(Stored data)
========

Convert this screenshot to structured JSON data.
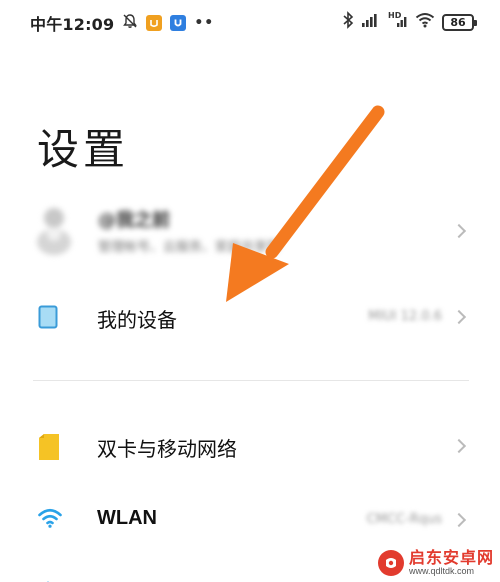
{
  "status_bar": {
    "time": "中午12:09",
    "dots": "••",
    "hd_label": "HD",
    "battery": "86"
  },
  "page": {
    "title": "设置"
  },
  "account": {
    "name": "@我之前",
    "subtitle": "管理帐号、云服务、家庭共享等"
  },
  "settings": {
    "my_device": {
      "label": "我的设备",
      "value": "MIUI 12.0.6",
      "icon": "phone-icon"
    },
    "dual_sim": {
      "label": "双卡与移动网络",
      "icon": "sim-card-icon"
    },
    "wlan": {
      "label": "WLAN",
      "value": "CMCC-Rqus",
      "icon": "wifi-icon"
    }
  },
  "watermark": {
    "brand": "启东安卓网",
    "url": "www.qdltdk.com"
  },
  "colors": {
    "arrow": "#f47a20",
    "sim_yellow": "#f5c325",
    "device_blue": "#3a9bd8",
    "wifi_blue": "#2aa2e8"
  }
}
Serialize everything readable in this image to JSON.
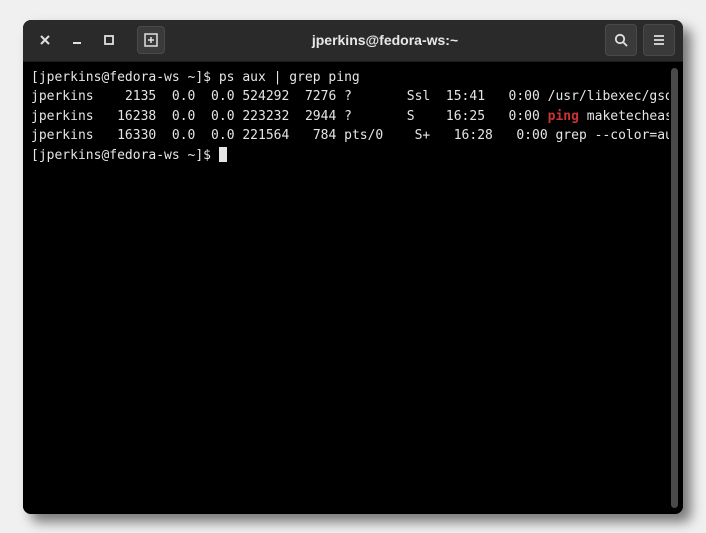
{
  "titlebar": {
    "title": "jperkins@fedora-ws:~"
  },
  "terminal": {
    "prompt": "[jperkins@fedora-ws ~]$ ",
    "command": "ps aux | grep ping",
    "highlight": "ping",
    "processes": [
      {
        "user": "jperkins",
        "pid": "2135",
        "cpu": "0.0",
        "mem": "0.0",
        "vsz": "524292",
        "rss": "7276",
        "tty": "?",
        "stat": "Ssl",
        "start": "15:41",
        "time": "0:00",
        "cmd_prefix": "/usr/libexec/gsd-housekee",
        "cmd_suffix_after_hl": ""
      },
      {
        "user": "jperkins",
        "pid": "16238",
        "cpu": "0.0",
        "mem": "0.0",
        "vsz": "223232",
        "rss": "2944",
        "tty": "?",
        "stat": "S",
        "start": "16:25",
        "time": "0:00",
        "cmd_prefix": "",
        "cmd_suffix_after_hl": " maketecheasier.com"
      },
      {
        "user": "jperkins",
        "pid": "16330",
        "cpu": "0.0",
        "mem": "0.0",
        "vsz": "221564",
        "rss": "784",
        "tty": "pts/0",
        "stat": "S+",
        "start": "16:28",
        "time": "0:00",
        "cmd_prefix": "grep --color=auto ",
        "cmd_suffix_after_hl": ""
      }
    ]
  }
}
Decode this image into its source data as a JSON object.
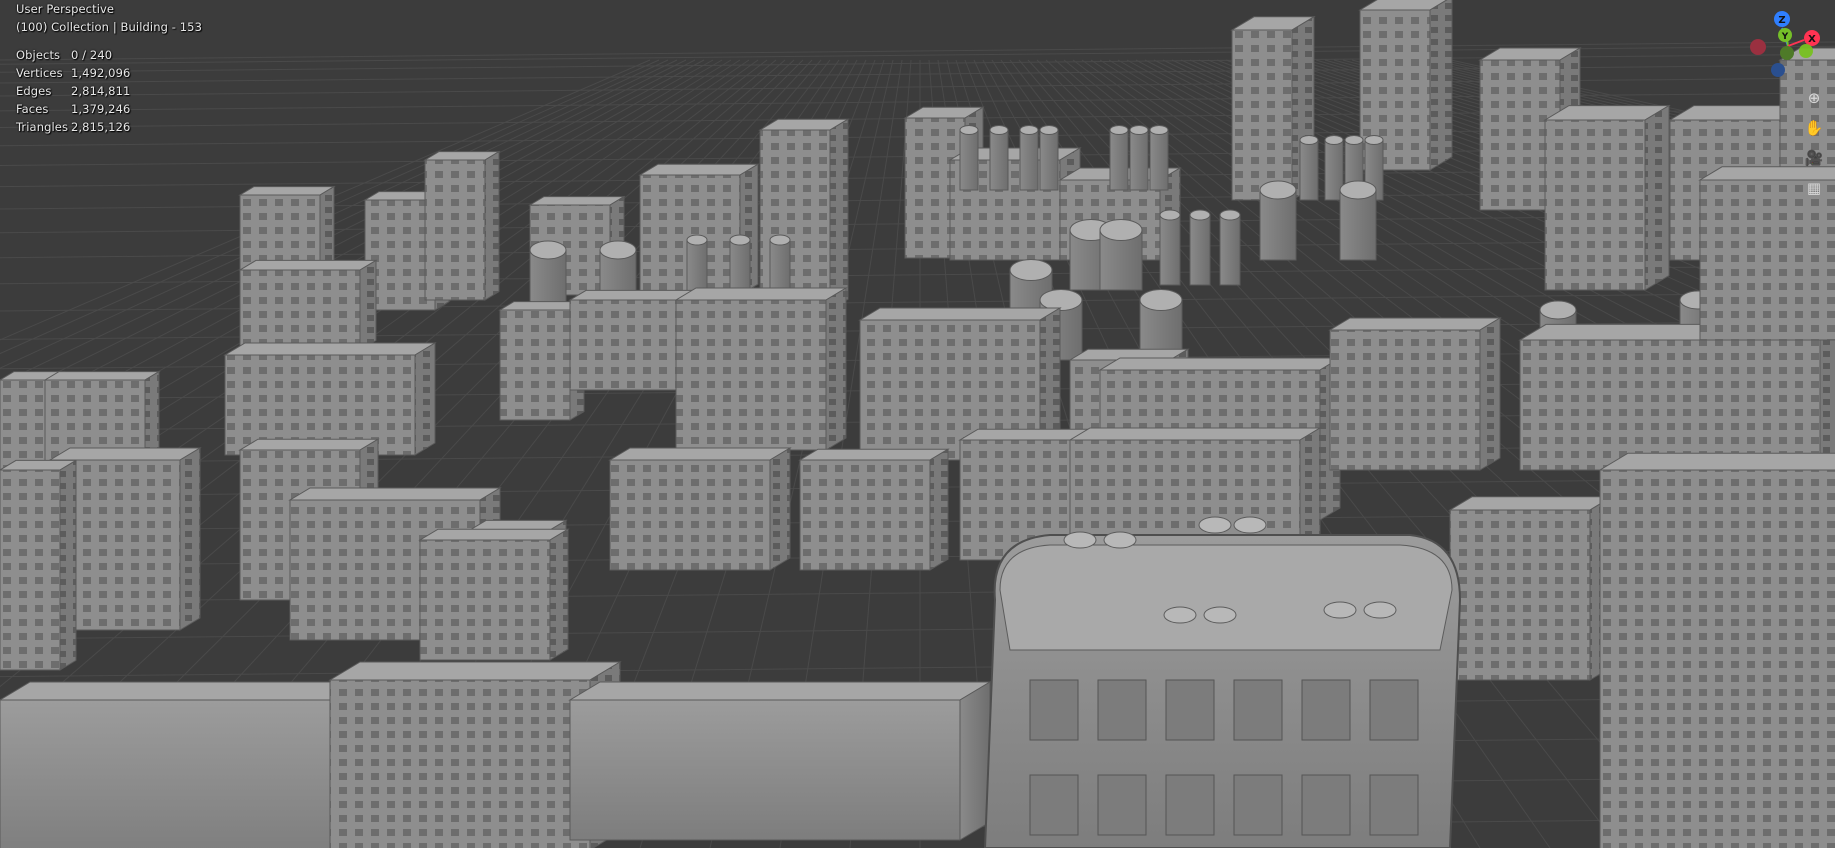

========

» **Problem to solve**
Report back each line of the entries that holds the string "JSON".

» **Answer to the problem**
Convert this screenshot to structured JSON data.
Serialize everything readable in this image to JSON.
Decode this image into its source data as a JSON object.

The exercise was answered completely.